**Exercise text**
Steppe bison survived thousands of years longer than horses, even though both relied on similar foods, according to researchers’ tooth analysis.
But it is likely the bison and horses evolved to use the landscape’s resources in different ways — a phenomenon called “niche partitioning.” Horses and bison also have important differences in the way they digest food.
“This study provides insights for Alaska’s wood bison restoration project through perspectives of niche partitioning between large herbivores on Alaska’s modern landscape,” Seaton said. “My hope is that this study will provide one more piece in the puzzle of bison restoration in the north.”
While grazers such as horses and bison went extinct in the Arctic, browsers such as moose and caribou that subsist mostly on leaves and woody plants still persist.
“What’s interesting is why it’s the grazers that go extinct while the browsers make it through,” Miller said.
Miller has led numerous research expeditions deep into the Arctic National Wildlife Refuge by rigid inflatable boat to collect caribou antlers to track their historic migrations.

**Records provided**
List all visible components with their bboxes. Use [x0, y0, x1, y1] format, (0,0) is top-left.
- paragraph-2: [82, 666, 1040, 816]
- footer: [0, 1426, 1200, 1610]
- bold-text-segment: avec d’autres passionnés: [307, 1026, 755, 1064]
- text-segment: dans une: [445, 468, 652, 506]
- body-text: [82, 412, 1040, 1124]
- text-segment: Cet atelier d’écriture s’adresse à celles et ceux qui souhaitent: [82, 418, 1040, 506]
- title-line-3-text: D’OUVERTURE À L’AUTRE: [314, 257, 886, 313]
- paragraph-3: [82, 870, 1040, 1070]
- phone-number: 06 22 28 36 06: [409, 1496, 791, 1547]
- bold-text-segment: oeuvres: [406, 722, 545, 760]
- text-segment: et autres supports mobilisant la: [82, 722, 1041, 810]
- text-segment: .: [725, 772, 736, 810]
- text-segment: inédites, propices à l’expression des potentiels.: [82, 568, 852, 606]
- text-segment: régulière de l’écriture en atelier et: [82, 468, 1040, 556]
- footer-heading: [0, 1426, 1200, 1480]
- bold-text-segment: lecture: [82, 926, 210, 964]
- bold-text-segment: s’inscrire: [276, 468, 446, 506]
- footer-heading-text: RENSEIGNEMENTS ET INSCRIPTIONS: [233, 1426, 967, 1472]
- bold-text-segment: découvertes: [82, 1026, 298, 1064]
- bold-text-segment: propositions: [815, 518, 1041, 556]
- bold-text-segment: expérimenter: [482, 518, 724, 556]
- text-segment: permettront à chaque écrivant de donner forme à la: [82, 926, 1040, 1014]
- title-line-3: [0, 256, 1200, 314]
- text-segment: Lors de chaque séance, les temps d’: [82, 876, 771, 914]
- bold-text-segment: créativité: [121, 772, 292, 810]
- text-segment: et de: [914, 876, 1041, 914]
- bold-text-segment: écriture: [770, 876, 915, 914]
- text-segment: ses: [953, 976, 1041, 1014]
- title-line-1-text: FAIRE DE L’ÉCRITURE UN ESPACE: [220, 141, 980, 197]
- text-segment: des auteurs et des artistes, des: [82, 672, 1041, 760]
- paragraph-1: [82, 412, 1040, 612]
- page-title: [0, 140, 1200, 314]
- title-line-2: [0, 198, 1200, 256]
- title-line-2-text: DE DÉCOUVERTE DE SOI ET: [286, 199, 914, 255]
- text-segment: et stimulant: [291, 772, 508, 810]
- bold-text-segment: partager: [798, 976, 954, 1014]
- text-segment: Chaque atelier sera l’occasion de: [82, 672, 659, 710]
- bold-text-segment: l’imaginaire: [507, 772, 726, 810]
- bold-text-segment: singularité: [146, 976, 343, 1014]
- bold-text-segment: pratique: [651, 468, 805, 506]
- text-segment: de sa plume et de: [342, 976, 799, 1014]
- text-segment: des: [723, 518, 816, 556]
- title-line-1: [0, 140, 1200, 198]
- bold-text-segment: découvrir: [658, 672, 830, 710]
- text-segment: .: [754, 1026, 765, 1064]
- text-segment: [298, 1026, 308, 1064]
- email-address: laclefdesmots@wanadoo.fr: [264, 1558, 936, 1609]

**Problems to solve**
**a)** In the passage on Arctic bison and horses, can you shorten the paragraph beginning "But it is likely the bison and horses" while keeping its main facts?
**b)** Could you continue the passage on Arctic bison and horses from its final sentence?

**Answers for the exercise**
**a)** Bison and horses probably evolved to use the landscape's resources differently, which is called niche partitioning. They also digest food in importantly different ways.

**b)**
“The impacts of climate on vegetation can create a sudden shift,” he said. “The cooler, drier environments of the late Pleistocene allowed megafauna to thrive. But the warm and wet climates of the Holocene led to today’s wet tundra vegetation.”
For her next project, doctoral student Kelly will take a closer look at bison and horses in the Yukon that lived around the same time.
“We’ll be focusing on the story of how bison responded to the environmental changes of the last 50,000 years, as northern climates swung from relatively mild conditions, to extremely cold and dry during the last Glacial period, and finally rapid warming to the boreal forest climate we see today,” she said. “Are bison able to change their diets in response to changing vegetation, or are they fixed within one niche?”